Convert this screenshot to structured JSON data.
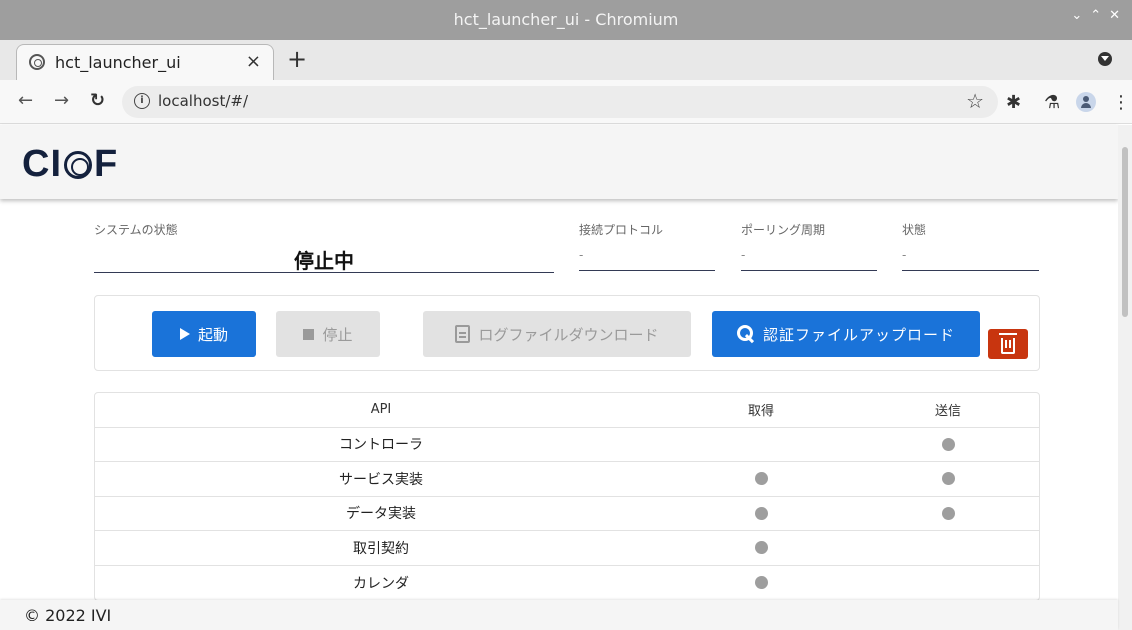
{
  "window": {
    "title": "hct_launcher_ui - Chromium"
  },
  "browser": {
    "tab_title": "hct_launcher_ui",
    "tab_close": "×",
    "new_tab": "+",
    "url": "localhost/#/"
  },
  "app": {
    "logo": {
      "left": "CI",
      "right": "F"
    },
    "status": {
      "system_state_label": "システムの状態",
      "system_state_value": "停止中",
      "protocol_label": "接続プロトコル",
      "protocol_value": "-",
      "polling_label": "ポーリング周期",
      "polling_value": "-",
      "state_label": "状態",
      "state_value": "-"
    },
    "buttons": {
      "start": "起動",
      "stop": "停止",
      "log_download": "ログファイルダウンロード",
      "cert_upload": "認証ファイルアップロード"
    },
    "colors": {
      "primary": "#1a73d9",
      "danger": "#c8350f",
      "disabled": "#e2e2e2",
      "dot": "#9e9e9e"
    },
    "table": {
      "headers": {
        "api": "API",
        "get": "取得",
        "send": "送信"
      },
      "rows": [
        {
          "api": "コントローラ",
          "get": false,
          "send": true
        },
        {
          "api": "サービス実装",
          "get": true,
          "send": true
        },
        {
          "api": "データ実装",
          "get": true,
          "send": true
        },
        {
          "api": "取引契約",
          "get": true,
          "send": false
        },
        {
          "api": "カレンダ",
          "get": true,
          "send": false
        }
      ]
    },
    "footer": {
      "copyright": "© 2022 IVI"
    }
  }
}
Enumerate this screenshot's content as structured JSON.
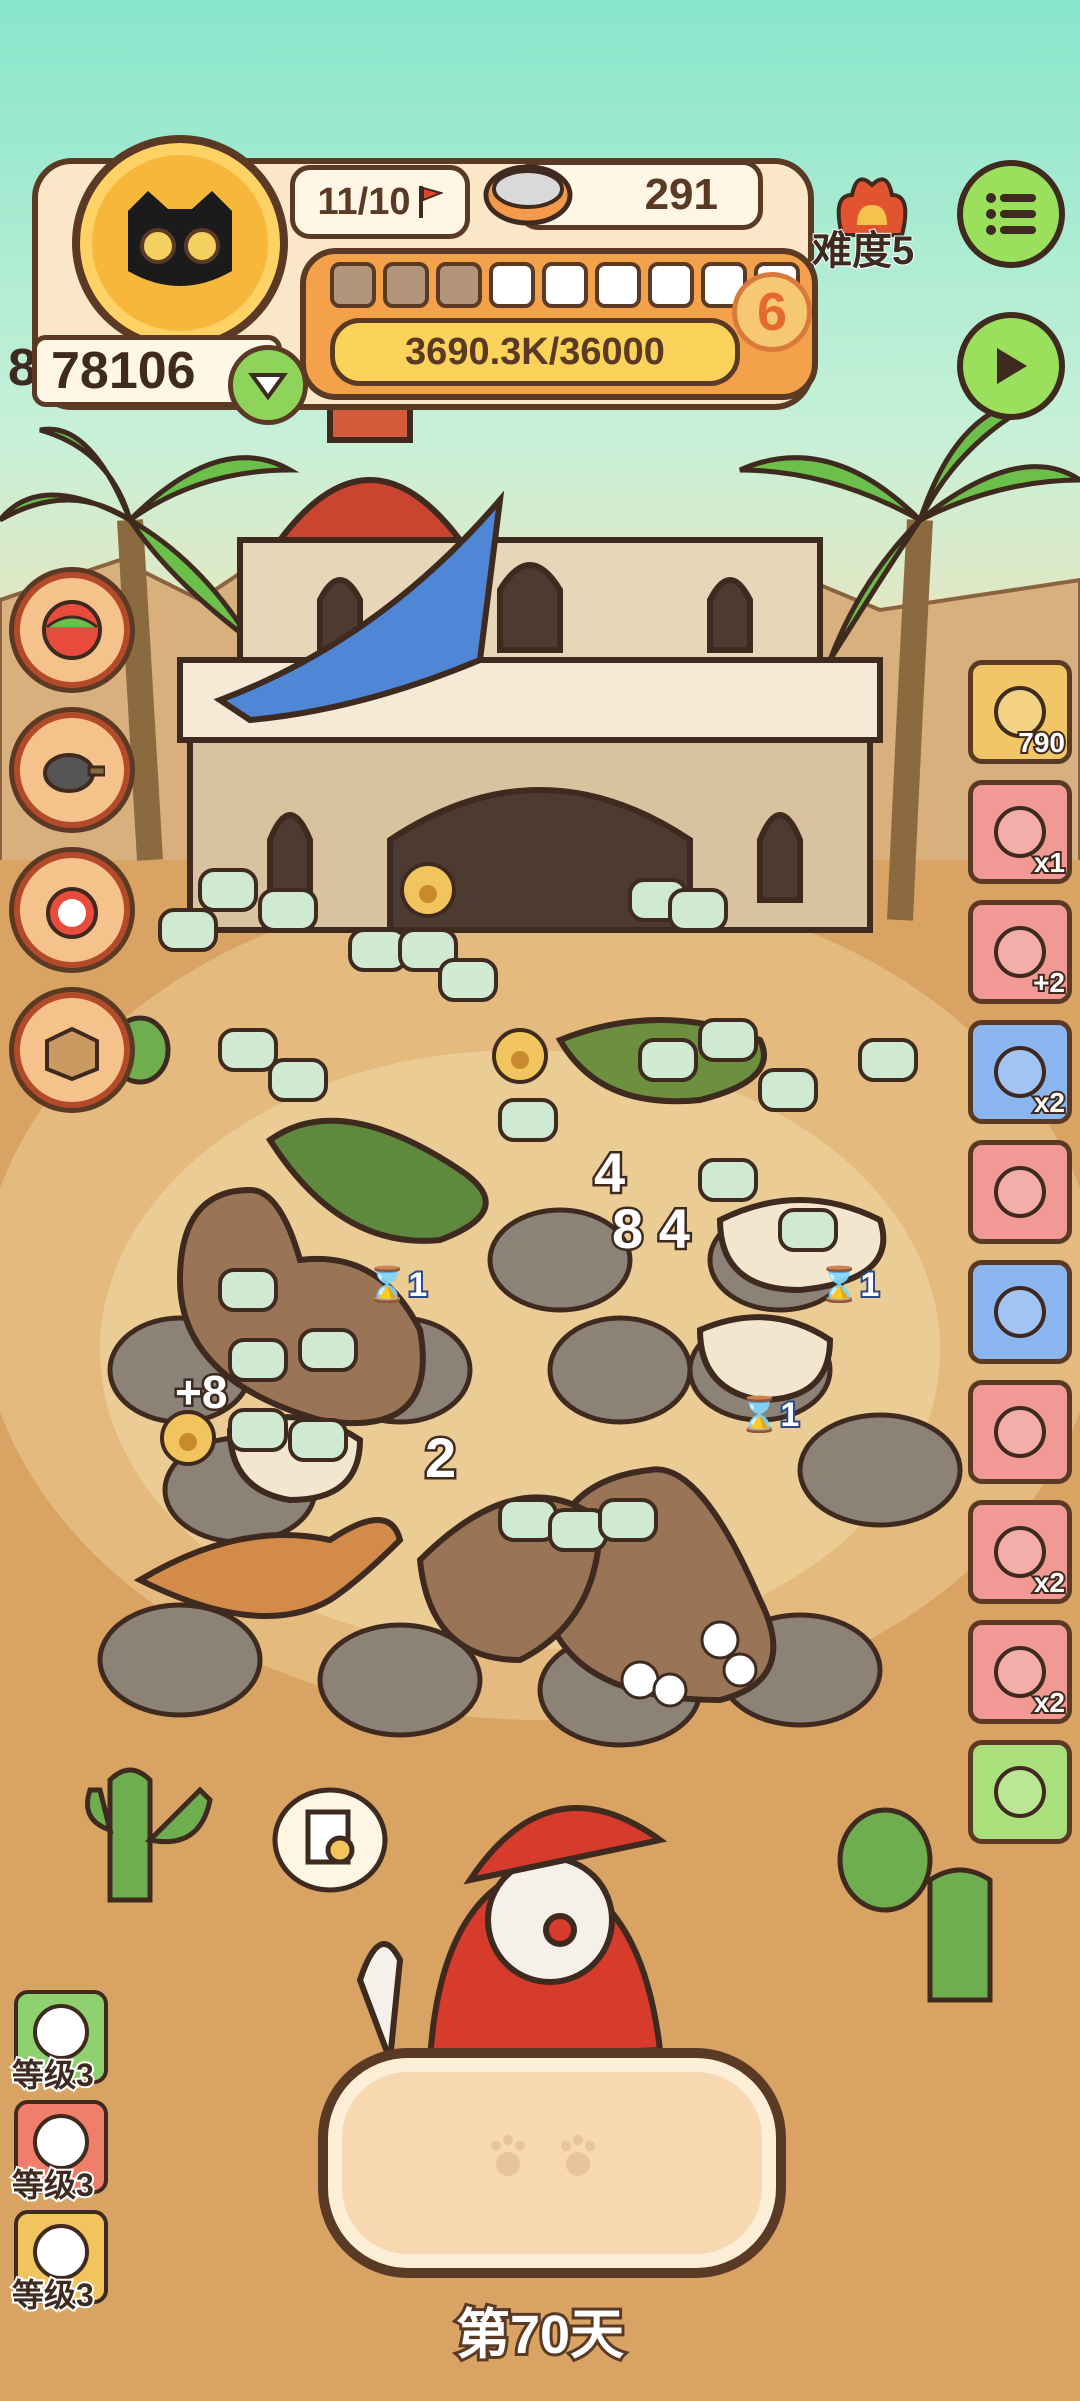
{
  "hud": {
    "stage_progress": "11/10",
    "cat_food": "291",
    "coins": "78106",
    "coins_clipped_digit": "8",
    "level": "6",
    "xp_text": "3690.3K/36000",
    "xp_segments_filled": 3,
    "xp_segments_total": 9,
    "difficulty": "难度5"
  },
  "right_items": [
    {
      "name": "shell-bag-item",
      "count": "790",
      "color": "gold"
    },
    {
      "name": "fish-bait-item",
      "count": "x1",
      "color": "red"
    },
    {
      "name": "paw-coin-bag-item",
      "count": "+2",
      "color": "red"
    },
    {
      "name": "donut-toy-item",
      "count": "x2",
      "color": "blue"
    },
    {
      "name": "fish-skeleton-item",
      "count": "",
      "color": "red"
    },
    {
      "name": "feather-item",
      "count": "",
      "color": "blue"
    },
    {
      "name": "bell-item",
      "count": "",
      "color": "red"
    },
    {
      "name": "crystal-item",
      "count": "x2",
      "color": "red"
    },
    {
      "name": "bomb-item",
      "count": "x2",
      "color": "red"
    },
    {
      "name": "credit-card-item",
      "count": "",
      "color": "green"
    }
  ],
  "level_badges": [
    {
      "label": "等级3",
      "color": "#8fd16e"
    },
    {
      "label": "等级3",
      "color": "#f07f6a"
    },
    {
      "label": "等级3",
      "color": "#f2c45e"
    }
  ],
  "floating": {
    "n4": "4",
    "n84": "8 4",
    "n2": "2",
    "n_plus8": "+8",
    "t1": "1",
    "t2": "1",
    "t3": "1"
  },
  "day_label": "第70天",
  "colors": {
    "sky": "#8ee5c8",
    "sand": "#d9a463",
    "accent_green": "#9ae05c",
    "outline": "#5a3a25"
  }
}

════════════════

● What is required
Gather from the entries above all lines that include the string "structured".

● Finished task
Convert this screenshot to structured JSON data.
Enumerate this screenshot's content as structured JSON.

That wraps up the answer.